В «Поучении философа, епископа белгородского» против пьянства, автором которого считают Григория, жившего в XII в., читаем следующее обращение к пастве: «Придите вси мужи вкупе и жены, попови и людье, и мниси, и бельци, богати и убозни, домашни и пришельци…» Значение этого обращения понятно: «Всем, всем, всем». Как видим, епископ структурирует общество при помощи так называемых бинарных оппозиций: мужи – жены, попы – люди (светские), белое духовенство – черное, богатые – бедные, местные жители – пришлые. Для Григория люди делятся по половому признаку, по их отношению к церковной организации, по имущественному положению, по их положению относительно городской общины.

Деление на мужчин и женщин является, конечно, древнейшим. Оно осознавалось уже в первобытности. Это нашло выражение в институте «мужских союзов», генетически связанных с обрядом инициации. Оно определено самой природой и имеет повсеместное распространение.

Другое дело – противопоставление духовенства мирянам. Несмотря на то что формально оно сохраняется и по сей день, современному человеку трудно представить настоящие масштабы, который имело это деление в Средние века. Вряд ли кому сегодня придет в голову так делить людей. Другое дело в Древней Руси. Обилие монастырей и храмов делало различия между образом жизни духовенства и мирян зримым и ощущаемым каждый день. Церковная организация была настолько основательно включена в жизнь общества (не столько, правда, на мировоззренческом, сколько на бытовом уровне), что упоминание пар духовенство – миряне и монахи – «бельцы» сразу после мужчин и женщин весьма характерно.

Не менее значимым для древнерусского сознания является противопоставление богатых и бедных. Оппозиция эта имела место и в Западной Европе. Наряду с противопоставлением «клирик – мирянин», она появилась в раннем Средневековье и может считаться одной из основных.

Противопоставление «домашни – пришельци» восходит к возникшему, по-видимому, вместе с самим родом человеческим противопоставлением свои – чужие. Следует отметить, что в обращении Григория реальное противопоставление снято, ведь он в равной степени обращается и к тем и к другим. Сделано это для того, чтобы подчеркнуть общий смысл фразы, указывающей на то, что епископ обращается ко всем людям без исключения.

В приведенном отрывке непонятно отсутствие в схеме ожидаемого упоминания деления на рабов и свободных, которое мы привычно считаем одним из самых характерных для эпохи раннего Средневековья. Возникает вопрос – почему в этом обращении, претендующем, как кажется, на то, чтобы исчерпать все значительные «классификации», игнорируется деление по принципу личной свободы?

▸ СОБРАННЫЕ ДАННЫЕ:
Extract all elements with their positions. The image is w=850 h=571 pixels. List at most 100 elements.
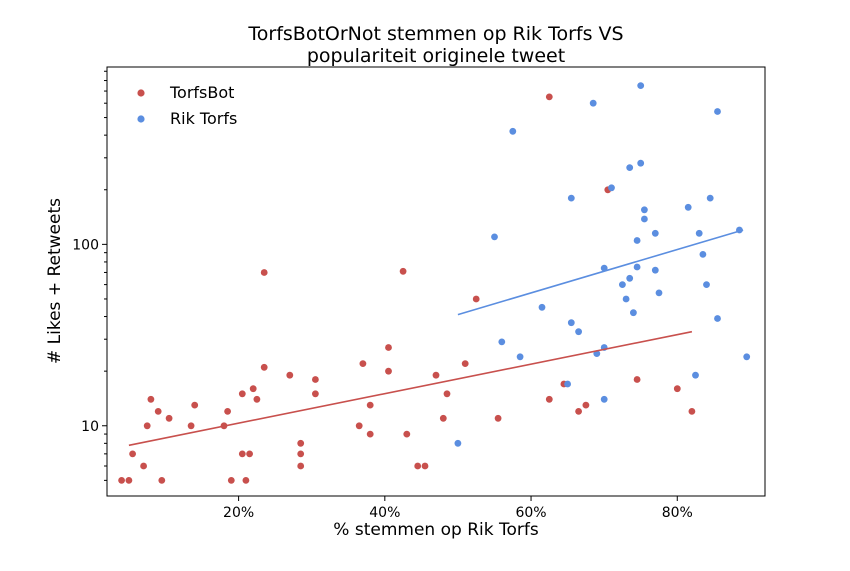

▸ КРАТКОЕ ЗАДАНИЕ A:
Перечислите, пожалуйста, все бинарные оппозиции, при помощи которых епископ Григорий структурирует общество в своем обращении к пастве, согласно фрагменту о «Поучении» против пьянства.
▸ КРАТКОЕ ЗАДАНИЕ B:
Допишите следующую часть фрагмента о «Поучении» против пьянства, начав сразу после его последнего предложения.

▸ ИТОГОВЫЙ РЕЗУЛЬТАТ A:
мужи – жены
попы – люди (светские)
белое духовенство – черное
богатые – бедные
местные жители – пришлые

▸ ИТОГОВЫЙ РЕЗУЛЬТАТ B:
Возможный ответ мы находим в летописном рассказе о крещении киевлян. Князь Владимир тоже обращается ко «всем, всем, всем»: «Аще не обрящется кто заутра на реце, богатъ ли убогъ, или нищь, или работенъ – противникъ мне да будеть». Богатый здесь противопоставлен одновременно и бедняку и рабу. Несмотря на то что в фразе использованы четыре термина, общий ее строй тем не менее остается двучленным: с одной стороны богатый – с другой «убогъ, или нищь, или работенъ». Таким образом, имущественное благополучие противопоставляется социальному неблагополучию в любой его форме – будь то бедность или рабское состояние. По-видимому, представление о социальной неполноценности в Древней Руси достаточно серьезно отличалось от привычных нам хрестоматийных форм, ведущих свое происхождение из античной эпохи.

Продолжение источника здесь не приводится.